#### Goal
Below is a listing; reproduce each line of it exactly.

** START OF Data shown **

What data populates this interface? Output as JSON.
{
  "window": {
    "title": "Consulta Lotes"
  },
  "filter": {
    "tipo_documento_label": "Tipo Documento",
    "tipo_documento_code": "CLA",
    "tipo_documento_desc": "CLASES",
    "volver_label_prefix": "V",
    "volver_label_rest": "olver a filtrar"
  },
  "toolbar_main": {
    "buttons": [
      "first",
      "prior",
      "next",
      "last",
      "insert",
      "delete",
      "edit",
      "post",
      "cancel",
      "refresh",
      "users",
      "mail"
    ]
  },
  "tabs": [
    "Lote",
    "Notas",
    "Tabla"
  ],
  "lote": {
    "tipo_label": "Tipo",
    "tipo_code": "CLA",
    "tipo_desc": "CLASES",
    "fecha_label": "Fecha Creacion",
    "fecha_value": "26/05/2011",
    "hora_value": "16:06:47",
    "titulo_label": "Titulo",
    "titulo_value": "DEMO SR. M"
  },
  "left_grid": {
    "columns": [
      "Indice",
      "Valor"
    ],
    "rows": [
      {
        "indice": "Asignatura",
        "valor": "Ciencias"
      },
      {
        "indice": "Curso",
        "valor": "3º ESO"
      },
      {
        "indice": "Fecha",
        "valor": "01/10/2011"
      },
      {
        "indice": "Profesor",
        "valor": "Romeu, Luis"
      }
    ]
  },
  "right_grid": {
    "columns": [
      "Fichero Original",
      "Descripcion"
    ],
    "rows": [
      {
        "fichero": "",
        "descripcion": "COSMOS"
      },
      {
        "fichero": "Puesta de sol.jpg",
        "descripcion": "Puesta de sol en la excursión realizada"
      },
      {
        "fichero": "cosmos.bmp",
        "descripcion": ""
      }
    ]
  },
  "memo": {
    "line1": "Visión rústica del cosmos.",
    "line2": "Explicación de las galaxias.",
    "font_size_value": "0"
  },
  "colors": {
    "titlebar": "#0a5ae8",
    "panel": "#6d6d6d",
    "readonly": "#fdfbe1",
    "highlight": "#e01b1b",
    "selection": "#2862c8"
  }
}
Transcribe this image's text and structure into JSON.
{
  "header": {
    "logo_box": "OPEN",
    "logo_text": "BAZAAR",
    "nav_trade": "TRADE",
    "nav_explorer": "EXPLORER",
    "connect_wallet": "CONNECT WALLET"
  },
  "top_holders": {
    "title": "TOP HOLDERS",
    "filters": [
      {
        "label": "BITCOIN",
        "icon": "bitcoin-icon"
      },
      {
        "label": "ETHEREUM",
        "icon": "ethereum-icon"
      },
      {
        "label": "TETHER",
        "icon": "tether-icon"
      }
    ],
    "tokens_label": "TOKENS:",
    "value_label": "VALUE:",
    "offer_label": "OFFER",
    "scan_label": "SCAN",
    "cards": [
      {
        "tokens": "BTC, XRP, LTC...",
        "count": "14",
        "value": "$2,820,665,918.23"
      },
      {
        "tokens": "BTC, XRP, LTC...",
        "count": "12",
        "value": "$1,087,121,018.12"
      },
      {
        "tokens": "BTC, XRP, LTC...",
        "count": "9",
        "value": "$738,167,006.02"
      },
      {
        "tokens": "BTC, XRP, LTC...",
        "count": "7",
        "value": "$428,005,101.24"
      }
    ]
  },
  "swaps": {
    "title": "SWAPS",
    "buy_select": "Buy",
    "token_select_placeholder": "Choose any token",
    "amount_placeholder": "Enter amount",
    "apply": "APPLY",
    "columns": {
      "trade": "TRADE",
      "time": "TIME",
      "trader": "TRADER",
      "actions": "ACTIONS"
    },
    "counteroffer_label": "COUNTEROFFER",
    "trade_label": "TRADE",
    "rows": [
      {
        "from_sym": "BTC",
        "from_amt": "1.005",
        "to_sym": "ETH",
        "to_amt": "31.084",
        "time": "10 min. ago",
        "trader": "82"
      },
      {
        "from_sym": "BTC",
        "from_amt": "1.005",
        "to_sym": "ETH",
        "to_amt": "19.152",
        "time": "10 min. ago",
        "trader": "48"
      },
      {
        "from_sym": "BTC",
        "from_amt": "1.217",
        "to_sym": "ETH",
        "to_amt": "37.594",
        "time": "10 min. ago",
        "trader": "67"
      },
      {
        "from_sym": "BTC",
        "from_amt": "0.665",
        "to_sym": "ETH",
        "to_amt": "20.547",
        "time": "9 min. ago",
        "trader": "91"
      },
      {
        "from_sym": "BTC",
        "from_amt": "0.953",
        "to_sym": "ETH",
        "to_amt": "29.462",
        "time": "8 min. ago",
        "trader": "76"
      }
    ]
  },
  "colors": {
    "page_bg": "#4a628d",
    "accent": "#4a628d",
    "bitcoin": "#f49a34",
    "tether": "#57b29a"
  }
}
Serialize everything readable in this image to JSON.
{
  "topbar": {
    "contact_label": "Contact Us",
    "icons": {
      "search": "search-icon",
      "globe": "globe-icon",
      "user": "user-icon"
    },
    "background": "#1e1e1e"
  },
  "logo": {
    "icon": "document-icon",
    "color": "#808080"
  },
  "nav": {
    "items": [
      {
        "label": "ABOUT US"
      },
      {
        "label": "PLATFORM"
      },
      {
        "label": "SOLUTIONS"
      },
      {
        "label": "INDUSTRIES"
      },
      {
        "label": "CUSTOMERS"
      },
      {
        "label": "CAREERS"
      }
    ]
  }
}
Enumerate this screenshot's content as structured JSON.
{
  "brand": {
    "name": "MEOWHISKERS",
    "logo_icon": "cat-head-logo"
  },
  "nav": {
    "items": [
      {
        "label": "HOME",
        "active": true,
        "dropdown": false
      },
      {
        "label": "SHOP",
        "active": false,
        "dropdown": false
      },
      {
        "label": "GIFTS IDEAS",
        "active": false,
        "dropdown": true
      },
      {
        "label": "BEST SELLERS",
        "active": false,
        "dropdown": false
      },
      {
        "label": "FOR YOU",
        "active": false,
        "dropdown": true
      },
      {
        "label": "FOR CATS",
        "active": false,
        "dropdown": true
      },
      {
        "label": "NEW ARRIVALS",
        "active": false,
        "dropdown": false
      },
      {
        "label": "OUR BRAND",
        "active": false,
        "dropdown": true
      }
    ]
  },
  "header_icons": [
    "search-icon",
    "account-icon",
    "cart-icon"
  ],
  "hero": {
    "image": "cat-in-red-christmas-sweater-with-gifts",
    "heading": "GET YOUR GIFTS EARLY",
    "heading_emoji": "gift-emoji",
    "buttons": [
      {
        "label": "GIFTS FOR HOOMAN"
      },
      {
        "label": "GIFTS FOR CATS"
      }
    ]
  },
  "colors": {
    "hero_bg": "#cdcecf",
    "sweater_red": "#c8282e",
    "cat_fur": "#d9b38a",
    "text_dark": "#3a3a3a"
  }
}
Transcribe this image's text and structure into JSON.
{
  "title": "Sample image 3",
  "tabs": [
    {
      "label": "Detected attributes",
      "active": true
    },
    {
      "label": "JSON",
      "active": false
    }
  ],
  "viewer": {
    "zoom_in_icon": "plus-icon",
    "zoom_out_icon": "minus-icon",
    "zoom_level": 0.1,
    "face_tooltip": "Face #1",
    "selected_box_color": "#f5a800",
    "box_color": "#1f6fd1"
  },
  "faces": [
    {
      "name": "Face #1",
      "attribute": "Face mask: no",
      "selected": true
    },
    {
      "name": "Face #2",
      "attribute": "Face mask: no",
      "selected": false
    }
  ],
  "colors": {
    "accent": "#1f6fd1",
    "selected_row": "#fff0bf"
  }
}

** END OF Data shown **

#### Written reply
What data populates this interface? Output as JSON.
{
  "window": {
    "title": "Consulta Lotes"
  },
  "filter": {
    "tipo_documento_label": "Tipo Documento",
    "tipo_documento_code": "CLA",
    "tipo_documento_desc": "CLASES",
    "volver_label_prefix": "V",
    "volver_label_rest": "olver a filtrar"
  },
  "toolbar_main": {
    "buttons": [
      "first",
      "prior",
      "next",
      "last",
      "insert",
      "delete",
      "edit",
      "post",
      "cancel",
      "refresh",
      "users",
      "mail"
    ]
  },
  "tabs": [
    "Lote",
    "Notas",
    "Tabla"
  ],
  "lote": {
    "tipo_label": "Tipo",
    "tipo_code": "CLA",
    "tipo_desc": "CLASES",
    "fecha_label": "Fecha Creacion",
    "fecha_value": "26/05/2011",
    "hora_value": "16:06:47",
    "titulo_label": "Titulo",
    "titulo_value": "DEMO SR. M"
  },
  "left_grid": {
    "columns": [
      "Indice",
      "Valor"
    ],
    "rows": [
      {
        "indice": "Asignatura",
        "valor": "Ciencias"
      },
      {
        "indice": "Curso",
        "valor": "3º ESO"
      },
      {
        "indice": "Fecha",
        "valor": "01/10/2011"
      },
      {
        "indice": "Profesor",
        "valor": "Romeu, Luis"
      }
    ]
  },
  "right_grid": {
    "columns": [
      "Fichero Original",
      "Descripcion"
    ],
    "rows": [
      {
        "fichero": "",
        "descripcion": "COSMOS"
      },
      {
        "fichero": "Puesta de sol.jpg",
        "descripcion": "Puesta de sol en la excursión realizada"
      },
      {
        "fichero": "cosmos.bmp",
        "descripcion": ""
      }
    ]
  },
  "memo": {
    "line1": "Visión rústica del cosmos.",
    "line2": "Explicación de las galaxias.",
    "font_size_value": "0"
  },
  "colors": {
    "titlebar": "#0a5ae8",
    "panel": "#6d6d6d",
    "readonly": "#fdfbe1",
    "highlight": "#e01b1b",
    "selection": "#2862c8"
  }
}
Transcribe this image's text and structure into JSON.
{
  "header": {
    "logo_box": "OPEN",
    "logo_text": "BAZAAR",
    "nav_trade": "TRADE",
    "nav_explorer": "EXPLORER",
    "connect_wallet": "CONNECT WALLET"
  },
  "top_holders": {
    "title": "TOP HOLDERS",
    "filters": [
      {
        "label": "BITCOIN",
        "icon": "bitcoin-icon"
      },
      {
        "label": "ETHEREUM",
        "icon": "ethereum-icon"
      },
      {
        "label": "TETHER",
        "icon": "tether-icon"
      }
    ],
    "tokens_label": "TOKENS:",
    "value_label": "VALUE:",
    "offer_label": "OFFER",
    "scan_label": "SCAN",
    "cards": [
      {
        "tokens": "BTC, XRP, LTC...",
        "count": "14",
        "value": "$2,820,665,918.23"
      },
      {
        "tokens": "BTC, XRP, LTC...",
        "count": "12",
        "value": "$1,087,121,018.12"
      },
      {
        "tokens": "BTC, XRP, LTC...",
        "count": "9",
        "value": "$738,167,006.02"
      },
      {
        "tokens": "BTC, XRP, LTC...",
        "count": "7",
        "value": "$428,005,101.24"
      }
    ]
  },
  "swaps": {
    "title": "SWAPS",
    "buy_select": "Buy",
    "token_select_placeholder": "Choose any token",
    "amount_placeholder": "Enter amount",
    "apply": "APPLY",
    "columns": {
      "trade": "TRADE",
      "time": "TIME",
      "trader": "TRADER",
      "actions": "ACTIONS"
    },
    "counteroffer_label": "COUNTEROFFER",
    "trade_label": "TRADE",
    "rows": [
      {
        "from_sym": "BTC",
        "from_amt": "1.005",
        "to_sym": "ETH",
        "to_amt": "31.084",
        "time": "10 min. ago",
        "trader": "82"
      },
      {
        "from_sym": "BTC",
        "from_amt": "1.005",
        "to_sym": "ETH",
        "to_amt": "19.152",
        "time": "10 min. ago",
        "trader": "48"
      },
      {
        "from_sym": "BTC",
        "from_amt": "1.217",
        "to_sym": "ETH",
        "to_amt": "37.594",
        "time": "10 min. ago",
        "trader": "67"
      },
      {
        "from_sym": "BTC",
        "from_amt": "0.665",
        "to_sym": "ETH",
        "to_amt": "20.547",
        "time": "9 min. ago",
        "trader": "91"
      },
      {
        "from_sym": "BTC",
        "from_amt": "0.953",
        "to_sym": "ETH",
        "to_amt": "29.462",
        "time": "8 min. ago",
        "trader": "76"
      }
    ]
  },
  "colors": {
    "page_bg": "#4a628d",
    "accent": "#4a628d",
    "bitcoin": "#f49a34",
    "tether": "#57b29a"
  }
}
Serialize everything readable in this image to JSON.
{
  "topbar": {
    "contact_label": "Contact Us",
    "icons": {
      "search": "search-icon",
      "globe": "globe-icon",
      "user": "user-icon"
    },
    "background": "#1e1e1e"
  },
  "logo": {
    "icon": "document-icon",
    "color": "#808080"
  },
  "nav": {
    "items": [
      {
        "label": "ABOUT US"
      },
      {
        "label": "PLATFORM"
      },
      {
        "label": "SOLUTIONS"
      },
      {
        "label": "INDUSTRIES"
      },
      {
        "label": "CUSTOMERS"
      },
      {
        "label": "CAREERS"
      }
    ]
  }
}
Enumerate this screenshot's content as structured JSON.
{
  "brand": {
    "name": "MEOWHISKERS",
    "logo_icon": "cat-head-logo"
  },
  "nav": {
    "items": [
      {
        "label": "HOME",
        "active": true,
        "dropdown": false
      },
      {
        "label": "SHOP",
        "active": false,
        "dropdown": false
      },
      {
        "label": "GIFTS IDEAS",
        "active": false,
        "dropdown": true
      },
      {
        "label": "BEST SELLERS",
        "active": false,
        "dropdown": false
      },
      {
        "label": "FOR YOU",
        "active": false,
        "dropdown": true
      },
      {
        "label": "FOR CATS",
        "active": false,
        "dropdown": true
      },
      {
        "label": "NEW ARRIVALS",
        "active": false,
        "dropdown": false
      },
      {
        "label": "OUR BRAND",
        "active": false,
        "dropdown": true
      }
    ]
  },
  "header_icons": [
    "search-icon",
    "account-icon",
    "cart-icon"
  ],
  "hero": {
    "image": "cat-in-red-christmas-sweater-with-gifts",
    "heading": "GET YOUR GIFTS EARLY",
    "heading_emoji": "gift-emoji",
    "buttons": [
      {
        "label": "GIFTS FOR HOOMAN"
      },
      {
        "label": "GIFTS FOR CATS"
      }
    ]
  },
  "colors": {
    "hero_bg": "#cdcecf",
    "sweater_red": "#c8282e",
    "cat_fur": "#d9b38a",
    "text_dark": "#3a3a3a"
  }
}
Transcribe this image's text and structure into JSON.
{
  "title": "Sample image 3",
  "tabs": [
    {
      "label": "Detected attributes",
      "active": true
    },
    {
      "label": "JSON",
      "active": false
    }
  ],
  "viewer": {
    "zoom_in_icon": "plus-icon",
    "zoom_out_icon": "minus-icon",
    "zoom_level": 0.1,
    "face_tooltip": "Face #1",
    "selected_box_color": "#f5a800",
    "box_color": "#1f6fd1"
  },
  "faces": [
    {
      "name": "Face #1",
      "attribute": "Face mask: no",
      "selected": true
    },
    {
      "name": "Face #2",
      "attribute": "Face mask: no",
      "selected": false
    }
  ],
  "colors": {
    "accent": "#1f6fd1",
    "selected_row": "#fff0bf"
  }
}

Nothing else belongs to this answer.